- DIRECTIONS FOR THIS TASK -
Retype the full set of records. Keep every character identical.

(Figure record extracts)
-*-*-

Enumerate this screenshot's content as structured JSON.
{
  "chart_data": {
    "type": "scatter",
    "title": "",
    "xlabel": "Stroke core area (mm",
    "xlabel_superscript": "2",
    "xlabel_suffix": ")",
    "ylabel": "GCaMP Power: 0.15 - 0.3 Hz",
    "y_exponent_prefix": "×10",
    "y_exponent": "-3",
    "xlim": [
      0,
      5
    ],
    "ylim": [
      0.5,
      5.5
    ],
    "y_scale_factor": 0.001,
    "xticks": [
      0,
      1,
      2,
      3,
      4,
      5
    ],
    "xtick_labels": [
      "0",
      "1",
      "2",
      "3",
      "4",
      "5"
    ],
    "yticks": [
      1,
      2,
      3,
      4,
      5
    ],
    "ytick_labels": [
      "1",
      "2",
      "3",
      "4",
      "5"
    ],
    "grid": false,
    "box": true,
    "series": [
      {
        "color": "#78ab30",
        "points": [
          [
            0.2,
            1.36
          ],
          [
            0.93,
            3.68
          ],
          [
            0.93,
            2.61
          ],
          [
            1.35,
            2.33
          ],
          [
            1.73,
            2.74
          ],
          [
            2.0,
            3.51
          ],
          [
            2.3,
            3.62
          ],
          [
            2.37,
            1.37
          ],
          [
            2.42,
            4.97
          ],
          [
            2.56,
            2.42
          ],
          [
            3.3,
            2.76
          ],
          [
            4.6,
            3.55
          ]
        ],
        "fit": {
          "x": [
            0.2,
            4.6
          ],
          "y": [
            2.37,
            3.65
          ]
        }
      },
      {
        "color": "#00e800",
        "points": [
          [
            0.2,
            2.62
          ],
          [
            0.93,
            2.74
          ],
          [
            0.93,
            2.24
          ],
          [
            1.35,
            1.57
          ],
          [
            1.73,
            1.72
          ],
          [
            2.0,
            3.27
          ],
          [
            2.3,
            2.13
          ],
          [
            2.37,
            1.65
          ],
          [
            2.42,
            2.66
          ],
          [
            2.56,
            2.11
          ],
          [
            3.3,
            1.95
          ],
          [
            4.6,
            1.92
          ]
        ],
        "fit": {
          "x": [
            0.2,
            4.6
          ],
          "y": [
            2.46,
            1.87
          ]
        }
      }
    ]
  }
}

-*-*-

- ANSWER TO THIS EXERCISE -
Enumerate this screenshot's content as structured JSON.
{
  "chart_data": {
    "type": "scatter",
    "title": "",
    "xlabel": "Stroke core area (mm",
    "xlabel_superscript": "2",
    "xlabel_suffix": ")",
    "ylabel": "GCaMP Power: 0.15 - 0.3 Hz",
    "y_exponent_prefix": "×10",
    "y_exponent": "-3",
    "xlim": [
      0,
      5
    ],
    "ylim": [
      0.5,
      5.5
    ],
    "y_scale_factor": 0.001,
    "xticks": [
      0,
      1,
      2,
      3,
      4,
      5
    ],
    "xtick_labels": [
      "0",
      "1",
      "2",
      "3",
      "4",
      "5"
    ],
    "yticks": [
      1,
      2,
      3,
      4,
      5
    ],
    "ytick_labels": [
      "1",
      "2",
      "3",
      "4",
      "5"
    ],
    "grid": false,
    "box": true,
    "series": [
      {
        "color": "#78ab30",
        "points": [
          [
            0.2,
            1.36
          ],
          [
            0.93,
            3.68
          ],
          [
            0.93,
            2.61
          ],
          [
            1.35,
            2.33
          ],
          [
            1.73,
            2.74
          ],
          [
            2.0,
            3.51
          ],
          [
            2.3,
            3.62
          ],
          [
            2.37,
            1.37
          ],
          [
            2.42,
            4.97
          ],
          [
            2.56,
            2.42
          ],
          [
            3.3,
            2.76
          ],
          [
            4.6,
            3.55
          ]
        ],
        "fit": {
          "x": [
            0.2,
            4.6
          ],
          "y": [
            2.37,
            3.65
          ]
        }
      },
      {
        "color": "#00e800",
        "points": [
          [
            0.2,
            2.62
          ],
          [
            0.93,
            2.74
          ],
          [
            0.93,
            2.24
          ],
          [
            1.35,
            1.57
          ],
          [
            1.73,
            1.72
          ],
          [
            2.0,
            3.27
          ],
          [
            2.3,
            2.13
          ],
          [
            2.37,
            1.65
          ],
          [
            2.42,
            2.66
          ],
          [
            2.56,
            2.11
          ],
          [
            3.3,
            1.95
          ],
          [
            4.6,
            1.92
          ]
        ],
        "fit": {
          "x": [
            0.2,
            4.6
          ],
          "y": [
            2.46,
            1.87
          ]
        }
      }
    ]
  }
}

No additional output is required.